**TO DO**
Collect every line that includes the string "ylabel".

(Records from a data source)
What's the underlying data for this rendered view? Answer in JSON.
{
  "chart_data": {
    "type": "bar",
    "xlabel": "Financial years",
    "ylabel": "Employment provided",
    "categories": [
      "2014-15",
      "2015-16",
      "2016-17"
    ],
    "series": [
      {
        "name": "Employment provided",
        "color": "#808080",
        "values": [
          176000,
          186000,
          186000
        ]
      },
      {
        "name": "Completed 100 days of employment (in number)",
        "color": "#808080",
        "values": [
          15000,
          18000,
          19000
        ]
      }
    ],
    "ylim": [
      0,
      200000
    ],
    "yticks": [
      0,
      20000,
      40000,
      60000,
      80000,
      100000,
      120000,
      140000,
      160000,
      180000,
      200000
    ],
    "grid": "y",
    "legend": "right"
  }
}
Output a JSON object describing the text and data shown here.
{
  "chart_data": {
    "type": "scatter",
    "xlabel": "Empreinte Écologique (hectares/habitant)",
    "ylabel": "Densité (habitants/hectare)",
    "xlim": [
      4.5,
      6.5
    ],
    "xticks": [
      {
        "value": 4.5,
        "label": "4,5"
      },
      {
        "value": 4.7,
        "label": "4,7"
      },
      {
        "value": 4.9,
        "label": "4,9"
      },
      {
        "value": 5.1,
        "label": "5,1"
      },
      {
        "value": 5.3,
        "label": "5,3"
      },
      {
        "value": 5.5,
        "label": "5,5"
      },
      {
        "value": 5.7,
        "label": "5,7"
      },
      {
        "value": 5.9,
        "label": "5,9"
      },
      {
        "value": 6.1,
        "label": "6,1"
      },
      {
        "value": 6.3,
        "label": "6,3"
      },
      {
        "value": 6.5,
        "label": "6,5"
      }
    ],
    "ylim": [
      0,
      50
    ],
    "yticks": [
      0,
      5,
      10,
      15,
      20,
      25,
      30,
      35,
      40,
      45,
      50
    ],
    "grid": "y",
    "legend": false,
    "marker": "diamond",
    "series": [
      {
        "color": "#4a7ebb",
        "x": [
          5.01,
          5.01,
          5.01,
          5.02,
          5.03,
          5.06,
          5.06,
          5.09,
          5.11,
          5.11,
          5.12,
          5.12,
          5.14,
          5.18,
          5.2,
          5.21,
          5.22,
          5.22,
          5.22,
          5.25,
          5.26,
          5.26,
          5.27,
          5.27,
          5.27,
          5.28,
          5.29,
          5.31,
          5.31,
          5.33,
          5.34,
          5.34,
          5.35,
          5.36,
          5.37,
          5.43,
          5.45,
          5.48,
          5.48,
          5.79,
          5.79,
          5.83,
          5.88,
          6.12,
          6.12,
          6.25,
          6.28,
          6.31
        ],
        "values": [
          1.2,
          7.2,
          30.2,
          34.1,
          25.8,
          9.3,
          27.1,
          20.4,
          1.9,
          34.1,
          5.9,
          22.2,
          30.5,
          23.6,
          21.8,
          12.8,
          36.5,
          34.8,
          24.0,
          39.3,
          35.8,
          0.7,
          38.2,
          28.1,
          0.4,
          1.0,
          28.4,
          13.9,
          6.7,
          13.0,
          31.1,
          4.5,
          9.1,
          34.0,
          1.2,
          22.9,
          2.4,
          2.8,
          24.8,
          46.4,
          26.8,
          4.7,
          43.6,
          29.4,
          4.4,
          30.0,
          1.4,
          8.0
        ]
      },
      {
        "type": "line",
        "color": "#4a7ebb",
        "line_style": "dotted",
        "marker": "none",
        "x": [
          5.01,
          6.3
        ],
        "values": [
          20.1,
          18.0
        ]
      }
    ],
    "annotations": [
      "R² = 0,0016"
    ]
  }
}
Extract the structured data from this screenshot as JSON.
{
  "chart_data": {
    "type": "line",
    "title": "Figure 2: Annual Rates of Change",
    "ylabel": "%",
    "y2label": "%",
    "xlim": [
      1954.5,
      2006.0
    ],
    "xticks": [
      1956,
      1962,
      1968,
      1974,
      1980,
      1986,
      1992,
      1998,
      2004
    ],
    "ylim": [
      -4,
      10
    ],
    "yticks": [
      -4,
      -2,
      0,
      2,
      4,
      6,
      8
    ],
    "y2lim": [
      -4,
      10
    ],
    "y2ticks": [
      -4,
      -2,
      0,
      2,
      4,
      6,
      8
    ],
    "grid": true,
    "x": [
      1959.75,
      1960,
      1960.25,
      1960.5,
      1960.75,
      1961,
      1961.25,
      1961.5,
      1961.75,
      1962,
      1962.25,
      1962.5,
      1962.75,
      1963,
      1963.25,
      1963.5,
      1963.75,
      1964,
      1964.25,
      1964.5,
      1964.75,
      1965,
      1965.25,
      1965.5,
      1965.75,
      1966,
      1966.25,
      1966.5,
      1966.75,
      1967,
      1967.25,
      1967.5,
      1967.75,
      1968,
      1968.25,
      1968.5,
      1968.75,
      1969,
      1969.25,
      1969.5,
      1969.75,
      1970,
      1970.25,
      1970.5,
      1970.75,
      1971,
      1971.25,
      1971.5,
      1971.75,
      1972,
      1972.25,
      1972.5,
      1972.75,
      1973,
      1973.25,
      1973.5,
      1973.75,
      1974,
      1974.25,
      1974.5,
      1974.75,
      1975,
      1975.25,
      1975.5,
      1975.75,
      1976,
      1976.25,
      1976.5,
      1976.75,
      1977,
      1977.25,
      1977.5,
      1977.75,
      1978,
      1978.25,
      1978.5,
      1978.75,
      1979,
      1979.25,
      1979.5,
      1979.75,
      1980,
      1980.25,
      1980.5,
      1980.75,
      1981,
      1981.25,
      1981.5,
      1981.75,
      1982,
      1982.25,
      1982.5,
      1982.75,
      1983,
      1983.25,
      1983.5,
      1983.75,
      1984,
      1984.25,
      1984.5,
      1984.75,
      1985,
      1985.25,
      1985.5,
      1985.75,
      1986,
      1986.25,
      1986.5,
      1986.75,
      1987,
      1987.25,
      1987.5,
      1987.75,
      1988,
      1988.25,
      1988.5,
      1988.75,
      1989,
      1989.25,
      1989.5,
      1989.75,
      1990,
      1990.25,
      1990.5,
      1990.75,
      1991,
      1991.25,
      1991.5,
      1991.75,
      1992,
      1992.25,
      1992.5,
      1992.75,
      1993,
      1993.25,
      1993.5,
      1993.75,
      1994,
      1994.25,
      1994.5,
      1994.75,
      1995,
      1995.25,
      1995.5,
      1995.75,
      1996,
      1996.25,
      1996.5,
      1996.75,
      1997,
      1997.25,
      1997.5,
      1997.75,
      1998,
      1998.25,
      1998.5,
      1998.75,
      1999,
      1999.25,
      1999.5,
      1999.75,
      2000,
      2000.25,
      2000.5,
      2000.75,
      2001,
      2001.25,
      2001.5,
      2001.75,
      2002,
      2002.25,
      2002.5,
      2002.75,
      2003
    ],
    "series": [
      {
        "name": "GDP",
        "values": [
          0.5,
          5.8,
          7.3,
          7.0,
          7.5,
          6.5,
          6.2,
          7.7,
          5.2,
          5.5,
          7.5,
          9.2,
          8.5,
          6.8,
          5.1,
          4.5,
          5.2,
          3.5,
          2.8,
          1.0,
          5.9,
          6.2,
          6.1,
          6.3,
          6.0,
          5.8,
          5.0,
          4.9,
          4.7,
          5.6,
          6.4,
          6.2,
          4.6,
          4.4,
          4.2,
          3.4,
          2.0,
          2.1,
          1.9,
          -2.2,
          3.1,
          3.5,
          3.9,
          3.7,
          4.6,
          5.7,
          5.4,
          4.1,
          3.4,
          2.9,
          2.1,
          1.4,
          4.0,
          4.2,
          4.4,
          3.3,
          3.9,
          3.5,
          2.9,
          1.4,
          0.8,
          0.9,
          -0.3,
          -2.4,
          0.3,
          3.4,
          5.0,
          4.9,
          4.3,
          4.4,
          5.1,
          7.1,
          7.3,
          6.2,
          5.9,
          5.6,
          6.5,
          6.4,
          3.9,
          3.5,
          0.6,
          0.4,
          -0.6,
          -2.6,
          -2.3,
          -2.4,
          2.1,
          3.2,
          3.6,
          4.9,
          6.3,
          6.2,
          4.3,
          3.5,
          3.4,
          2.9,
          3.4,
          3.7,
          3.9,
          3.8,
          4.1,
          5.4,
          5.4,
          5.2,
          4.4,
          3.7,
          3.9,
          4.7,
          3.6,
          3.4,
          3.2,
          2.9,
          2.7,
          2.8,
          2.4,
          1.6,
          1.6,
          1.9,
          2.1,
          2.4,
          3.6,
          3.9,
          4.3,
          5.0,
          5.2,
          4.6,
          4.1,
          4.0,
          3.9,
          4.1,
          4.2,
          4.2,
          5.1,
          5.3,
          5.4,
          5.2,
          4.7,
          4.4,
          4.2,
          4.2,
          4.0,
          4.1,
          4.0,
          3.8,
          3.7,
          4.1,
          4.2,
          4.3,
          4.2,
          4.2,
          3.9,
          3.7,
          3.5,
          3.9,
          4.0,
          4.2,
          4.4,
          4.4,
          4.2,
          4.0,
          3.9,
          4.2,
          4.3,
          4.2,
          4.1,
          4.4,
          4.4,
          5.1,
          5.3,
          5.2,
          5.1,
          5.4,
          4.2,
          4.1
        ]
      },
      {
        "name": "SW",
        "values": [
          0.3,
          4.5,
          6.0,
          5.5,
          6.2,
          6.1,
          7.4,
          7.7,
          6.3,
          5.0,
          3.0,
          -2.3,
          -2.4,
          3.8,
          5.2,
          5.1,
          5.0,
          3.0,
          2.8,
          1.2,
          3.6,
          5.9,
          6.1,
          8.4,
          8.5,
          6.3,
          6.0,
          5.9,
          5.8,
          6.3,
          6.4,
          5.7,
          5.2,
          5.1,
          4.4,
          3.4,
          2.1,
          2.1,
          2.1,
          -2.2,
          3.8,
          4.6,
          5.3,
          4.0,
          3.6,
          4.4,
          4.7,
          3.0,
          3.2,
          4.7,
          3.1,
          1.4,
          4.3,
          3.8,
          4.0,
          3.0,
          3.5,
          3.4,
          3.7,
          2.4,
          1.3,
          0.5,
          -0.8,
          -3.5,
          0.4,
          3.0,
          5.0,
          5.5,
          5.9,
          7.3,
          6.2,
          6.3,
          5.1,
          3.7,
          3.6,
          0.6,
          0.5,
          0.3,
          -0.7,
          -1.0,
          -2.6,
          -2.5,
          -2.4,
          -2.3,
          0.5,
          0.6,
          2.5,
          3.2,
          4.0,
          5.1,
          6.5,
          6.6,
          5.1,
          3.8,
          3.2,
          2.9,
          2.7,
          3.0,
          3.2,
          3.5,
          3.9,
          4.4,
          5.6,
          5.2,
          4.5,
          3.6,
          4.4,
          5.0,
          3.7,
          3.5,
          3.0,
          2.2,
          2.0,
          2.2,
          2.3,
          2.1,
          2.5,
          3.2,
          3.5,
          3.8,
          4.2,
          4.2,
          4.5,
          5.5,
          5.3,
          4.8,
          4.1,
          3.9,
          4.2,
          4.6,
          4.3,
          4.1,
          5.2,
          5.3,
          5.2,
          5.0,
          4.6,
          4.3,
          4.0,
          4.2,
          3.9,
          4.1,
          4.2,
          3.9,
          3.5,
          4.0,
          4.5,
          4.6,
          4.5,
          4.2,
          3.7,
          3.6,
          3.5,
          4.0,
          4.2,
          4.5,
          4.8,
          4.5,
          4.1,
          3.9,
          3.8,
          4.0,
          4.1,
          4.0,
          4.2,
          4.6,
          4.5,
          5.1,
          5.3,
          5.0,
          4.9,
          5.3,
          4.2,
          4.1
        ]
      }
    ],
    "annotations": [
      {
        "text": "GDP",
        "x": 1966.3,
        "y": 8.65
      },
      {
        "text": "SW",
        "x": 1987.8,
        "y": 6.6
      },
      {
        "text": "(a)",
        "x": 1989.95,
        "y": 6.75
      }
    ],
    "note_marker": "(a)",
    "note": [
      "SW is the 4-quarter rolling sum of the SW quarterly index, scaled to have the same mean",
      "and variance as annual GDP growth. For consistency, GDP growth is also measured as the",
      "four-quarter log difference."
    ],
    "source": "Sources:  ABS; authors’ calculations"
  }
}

**WRITTEN RESPONSE**
    "ylabel": "Employment provided",
    "ylabel": "Densité (habitants/hectare)",
    "ylabel": "%",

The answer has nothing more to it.